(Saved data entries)
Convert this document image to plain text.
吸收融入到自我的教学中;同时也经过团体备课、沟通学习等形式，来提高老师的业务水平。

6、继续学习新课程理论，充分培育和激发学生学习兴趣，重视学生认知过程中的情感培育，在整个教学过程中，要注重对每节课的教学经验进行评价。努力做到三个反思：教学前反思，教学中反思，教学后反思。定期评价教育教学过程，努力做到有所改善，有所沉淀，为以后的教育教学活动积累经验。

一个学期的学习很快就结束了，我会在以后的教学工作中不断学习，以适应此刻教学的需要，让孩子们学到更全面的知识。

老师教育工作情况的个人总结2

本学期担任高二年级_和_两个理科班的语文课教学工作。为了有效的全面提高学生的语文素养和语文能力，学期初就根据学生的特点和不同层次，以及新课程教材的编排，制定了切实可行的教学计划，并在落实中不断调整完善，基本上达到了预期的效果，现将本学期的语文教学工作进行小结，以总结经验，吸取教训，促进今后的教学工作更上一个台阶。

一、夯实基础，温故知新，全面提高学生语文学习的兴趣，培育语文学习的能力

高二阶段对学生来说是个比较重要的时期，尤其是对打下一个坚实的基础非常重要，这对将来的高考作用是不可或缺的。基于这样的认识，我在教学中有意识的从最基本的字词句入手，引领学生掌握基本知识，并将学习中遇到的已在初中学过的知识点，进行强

What you should do =
What is needed here is an exact reproduction of all the entries.

Solution for this task =
Convert this document image to plain text.
吸收融入到自我的教学中;同时也经过团体备课、沟通学习等形式，来提高老师的业务水平。

6、继续学习新课程理论，充分培育和激发学生学习兴趣，重视学生认知过程中的情感培育，在整个教学过程中，要注重对每节课的教学经验进行评价。努力做到三个反思：教学前反思，教学中反思，教学后反思。定期评价教育教学过程，努力做到有所改善，有所沉淀，为以后的教育教学活动积累经验。

一个学期的学习很快就结束了，我会在以后的教学工作中不断学习，以适应此刻教学的需要，让孩子们学到更全面的知识。

老师教育工作情况的个人总结2

本学期担任高二年级_和_两个理科班的语文课教学工作。为了有效的全面提高学生的语文素养和语文能力，学期初就根据学生的特点和不同层次，以及新课程教材的编排，制定了切实可行的教学计划，并在落实中不断调整完善，基本上达到了预期的效果，现将本学期的语文教学工作进行小结，以总结经验，吸取教训，促进今后的教学工作更上一个台阶。

一、夯实基础，温故知新，全面提高学生语文学习的兴趣，培育语文学习的能力

高二阶段对学生来说是个比较重要的时期，尤其是对打下一个坚实的基础非常重要，这对将来的高考作用是不可或缺的。基于这样的认识，我在教学中有意识的从最基本的字词句入手，引领学生掌握基本知识，并将学习中遇到的已在初中学过的知识点，进行强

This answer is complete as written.